BEGIN AVAILABLE RECORDS
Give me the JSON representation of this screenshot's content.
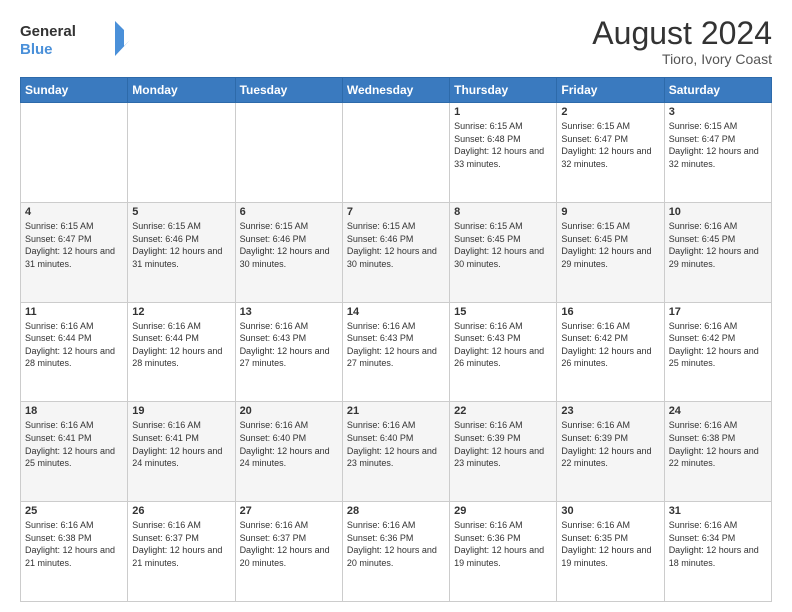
{
  "logo": {
    "line1": "General",
    "line2": "Blue"
  },
  "title": "August 2024",
  "subtitle": "Tioro, Ivory Coast",
  "days_header": [
    "Sunday",
    "Monday",
    "Tuesday",
    "Wednesday",
    "Thursday",
    "Friday",
    "Saturday"
  ],
  "weeks": [
    [
      {
        "day": "",
        "info": ""
      },
      {
        "day": "",
        "info": ""
      },
      {
        "day": "",
        "info": ""
      },
      {
        "day": "",
        "info": ""
      },
      {
        "day": "1",
        "info": "Sunrise: 6:15 AM\nSunset: 6:48 PM\nDaylight: 12 hours\nand 33 minutes."
      },
      {
        "day": "2",
        "info": "Sunrise: 6:15 AM\nSunset: 6:47 PM\nDaylight: 12 hours\nand 32 minutes."
      },
      {
        "day": "3",
        "info": "Sunrise: 6:15 AM\nSunset: 6:47 PM\nDaylight: 12 hours\nand 32 minutes."
      }
    ],
    [
      {
        "day": "4",
        "info": "Sunrise: 6:15 AM\nSunset: 6:47 PM\nDaylight: 12 hours\nand 31 minutes."
      },
      {
        "day": "5",
        "info": "Sunrise: 6:15 AM\nSunset: 6:46 PM\nDaylight: 12 hours\nand 31 minutes."
      },
      {
        "day": "6",
        "info": "Sunrise: 6:15 AM\nSunset: 6:46 PM\nDaylight: 12 hours\nand 30 minutes."
      },
      {
        "day": "7",
        "info": "Sunrise: 6:15 AM\nSunset: 6:46 PM\nDaylight: 12 hours\nand 30 minutes."
      },
      {
        "day": "8",
        "info": "Sunrise: 6:15 AM\nSunset: 6:45 PM\nDaylight: 12 hours\nand 30 minutes."
      },
      {
        "day": "9",
        "info": "Sunrise: 6:15 AM\nSunset: 6:45 PM\nDaylight: 12 hours\nand 29 minutes."
      },
      {
        "day": "10",
        "info": "Sunrise: 6:16 AM\nSunset: 6:45 PM\nDaylight: 12 hours\nand 29 minutes."
      }
    ],
    [
      {
        "day": "11",
        "info": "Sunrise: 6:16 AM\nSunset: 6:44 PM\nDaylight: 12 hours\nand 28 minutes."
      },
      {
        "day": "12",
        "info": "Sunrise: 6:16 AM\nSunset: 6:44 PM\nDaylight: 12 hours\nand 28 minutes."
      },
      {
        "day": "13",
        "info": "Sunrise: 6:16 AM\nSunset: 6:43 PM\nDaylight: 12 hours\nand 27 minutes."
      },
      {
        "day": "14",
        "info": "Sunrise: 6:16 AM\nSunset: 6:43 PM\nDaylight: 12 hours\nand 27 minutes."
      },
      {
        "day": "15",
        "info": "Sunrise: 6:16 AM\nSunset: 6:43 PM\nDaylight: 12 hours\nand 26 minutes."
      },
      {
        "day": "16",
        "info": "Sunrise: 6:16 AM\nSunset: 6:42 PM\nDaylight: 12 hours\nand 26 minutes."
      },
      {
        "day": "17",
        "info": "Sunrise: 6:16 AM\nSunset: 6:42 PM\nDaylight: 12 hours\nand 25 minutes."
      }
    ],
    [
      {
        "day": "18",
        "info": "Sunrise: 6:16 AM\nSunset: 6:41 PM\nDaylight: 12 hours\nand 25 minutes."
      },
      {
        "day": "19",
        "info": "Sunrise: 6:16 AM\nSunset: 6:41 PM\nDaylight: 12 hours\nand 24 minutes."
      },
      {
        "day": "20",
        "info": "Sunrise: 6:16 AM\nSunset: 6:40 PM\nDaylight: 12 hours\nand 24 minutes."
      },
      {
        "day": "21",
        "info": "Sunrise: 6:16 AM\nSunset: 6:40 PM\nDaylight: 12 hours\nand 23 minutes."
      },
      {
        "day": "22",
        "info": "Sunrise: 6:16 AM\nSunset: 6:39 PM\nDaylight: 12 hours\nand 23 minutes."
      },
      {
        "day": "23",
        "info": "Sunrise: 6:16 AM\nSunset: 6:39 PM\nDaylight: 12 hours\nand 22 minutes."
      },
      {
        "day": "24",
        "info": "Sunrise: 6:16 AM\nSunset: 6:38 PM\nDaylight: 12 hours\nand 22 minutes."
      }
    ],
    [
      {
        "day": "25",
        "info": "Sunrise: 6:16 AM\nSunset: 6:38 PM\nDaylight: 12 hours\nand 21 minutes."
      },
      {
        "day": "26",
        "info": "Sunrise: 6:16 AM\nSunset: 6:37 PM\nDaylight: 12 hours\nand 21 minutes."
      },
      {
        "day": "27",
        "info": "Sunrise: 6:16 AM\nSunset: 6:37 PM\nDaylight: 12 hours\nand 20 minutes."
      },
      {
        "day": "28",
        "info": "Sunrise: 6:16 AM\nSunset: 6:36 PM\nDaylight: 12 hours\nand 20 minutes."
      },
      {
        "day": "29",
        "info": "Sunrise: 6:16 AM\nSunset: 6:36 PM\nDaylight: 12 hours\nand 19 minutes."
      },
      {
        "day": "30",
        "info": "Sunrise: 6:16 AM\nSunset: 6:35 PM\nDaylight: 12 hours\nand 19 minutes."
      },
      {
        "day": "31",
        "info": "Sunrise: 6:16 AM\nSunset: 6:34 PM\nDaylight: 12 hours\nand 18 minutes."
      }
    ]
  ]
}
END AVAILABLE RECORDS
◆ AIM:
Pictures in the records must not appear in the copy; transcribe everything else precisely.

◆ ANSWER FOR THE TASK:
Give me the JSON representation of this screenshot's content.
{
  "logo": {
    "line1": "General",
    "line2": "Blue"
  },
  "title": "August 2024",
  "subtitle": "Tioro, Ivory Coast",
  "days_header": [
    "Sunday",
    "Monday",
    "Tuesday",
    "Wednesday",
    "Thursday",
    "Friday",
    "Saturday"
  ],
  "weeks": [
    [
      {
        "day": "",
        "info": ""
      },
      {
        "day": "",
        "info": ""
      },
      {
        "day": "",
        "info": ""
      },
      {
        "day": "",
        "info": ""
      },
      {
        "day": "1",
        "info": "Sunrise: 6:15 AM\nSunset: 6:48 PM\nDaylight: 12 hours\nand 33 minutes."
      },
      {
        "day": "2",
        "info": "Sunrise: 6:15 AM\nSunset: 6:47 PM\nDaylight: 12 hours\nand 32 minutes."
      },
      {
        "day": "3",
        "info": "Sunrise: 6:15 AM\nSunset: 6:47 PM\nDaylight: 12 hours\nand 32 minutes."
      }
    ],
    [
      {
        "day": "4",
        "info": "Sunrise: 6:15 AM\nSunset: 6:47 PM\nDaylight: 12 hours\nand 31 minutes."
      },
      {
        "day": "5",
        "info": "Sunrise: 6:15 AM\nSunset: 6:46 PM\nDaylight: 12 hours\nand 31 minutes."
      },
      {
        "day": "6",
        "info": "Sunrise: 6:15 AM\nSunset: 6:46 PM\nDaylight: 12 hours\nand 30 minutes."
      },
      {
        "day": "7",
        "info": "Sunrise: 6:15 AM\nSunset: 6:46 PM\nDaylight: 12 hours\nand 30 minutes."
      },
      {
        "day": "8",
        "info": "Sunrise: 6:15 AM\nSunset: 6:45 PM\nDaylight: 12 hours\nand 30 minutes."
      },
      {
        "day": "9",
        "info": "Sunrise: 6:15 AM\nSunset: 6:45 PM\nDaylight: 12 hours\nand 29 minutes."
      },
      {
        "day": "10",
        "info": "Sunrise: 6:16 AM\nSunset: 6:45 PM\nDaylight: 12 hours\nand 29 minutes."
      }
    ],
    [
      {
        "day": "11",
        "info": "Sunrise: 6:16 AM\nSunset: 6:44 PM\nDaylight: 12 hours\nand 28 minutes."
      },
      {
        "day": "12",
        "info": "Sunrise: 6:16 AM\nSunset: 6:44 PM\nDaylight: 12 hours\nand 28 minutes."
      },
      {
        "day": "13",
        "info": "Sunrise: 6:16 AM\nSunset: 6:43 PM\nDaylight: 12 hours\nand 27 minutes."
      },
      {
        "day": "14",
        "info": "Sunrise: 6:16 AM\nSunset: 6:43 PM\nDaylight: 12 hours\nand 27 minutes."
      },
      {
        "day": "15",
        "info": "Sunrise: 6:16 AM\nSunset: 6:43 PM\nDaylight: 12 hours\nand 26 minutes."
      },
      {
        "day": "16",
        "info": "Sunrise: 6:16 AM\nSunset: 6:42 PM\nDaylight: 12 hours\nand 26 minutes."
      },
      {
        "day": "17",
        "info": "Sunrise: 6:16 AM\nSunset: 6:42 PM\nDaylight: 12 hours\nand 25 minutes."
      }
    ],
    [
      {
        "day": "18",
        "info": "Sunrise: 6:16 AM\nSunset: 6:41 PM\nDaylight: 12 hours\nand 25 minutes."
      },
      {
        "day": "19",
        "info": "Sunrise: 6:16 AM\nSunset: 6:41 PM\nDaylight: 12 hours\nand 24 minutes."
      },
      {
        "day": "20",
        "info": "Sunrise: 6:16 AM\nSunset: 6:40 PM\nDaylight: 12 hours\nand 24 minutes."
      },
      {
        "day": "21",
        "info": "Sunrise: 6:16 AM\nSunset: 6:40 PM\nDaylight: 12 hours\nand 23 minutes."
      },
      {
        "day": "22",
        "info": "Sunrise: 6:16 AM\nSunset: 6:39 PM\nDaylight: 12 hours\nand 23 minutes."
      },
      {
        "day": "23",
        "info": "Sunrise: 6:16 AM\nSunset: 6:39 PM\nDaylight: 12 hours\nand 22 minutes."
      },
      {
        "day": "24",
        "info": "Sunrise: 6:16 AM\nSunset: 6:38 PM\nDaylight: 12 hours\nand 22 minutes."
      }
    ],
    [
      {
        "day": "25",
        "info": "Sunrise: 6:16 AM\nSunset: 6:38 PM\nDaylight: 12 hours\nand 21 minutes."
      },
      {
        "day": "26",
        "info": "Sunrise: 6:16 AM\nSunset: 6:37 PM\nDaylight: 12 hours\nand 21 minutes."
      },
      {
        "day": "27",
        "info": "Sunrise: 6:16 AM\nSunset: 6:37 PM\nDaylight: 12 hours\nand 20 minutes."
      },
      {
        "day": "28",
        "info": "Sunrise: 6:16 AM\nSunset: 6:36 PM\nDaylight: 12 hours\nand 20 minutes."
      },
      {
        "day": "29",
        "info": "Sunrise: 6:16 AM\nSunset: 6:36 PM\nDaylight: 12 hours\nand 19 minutes."
      },
      {
        "day": "30",
        "info": "Sunrise: 6:16 AM\nSunset: 6:35 PM\nDaylight: 12 hours\nand 19 minutes."
      },
      {
        "day": "31",
        "info": "Sunrise: 6:16 AM\nSunset: 6:34 PM\nDaylight: 12 hours\nand 18 minutes."
      }
    ]
  ]
}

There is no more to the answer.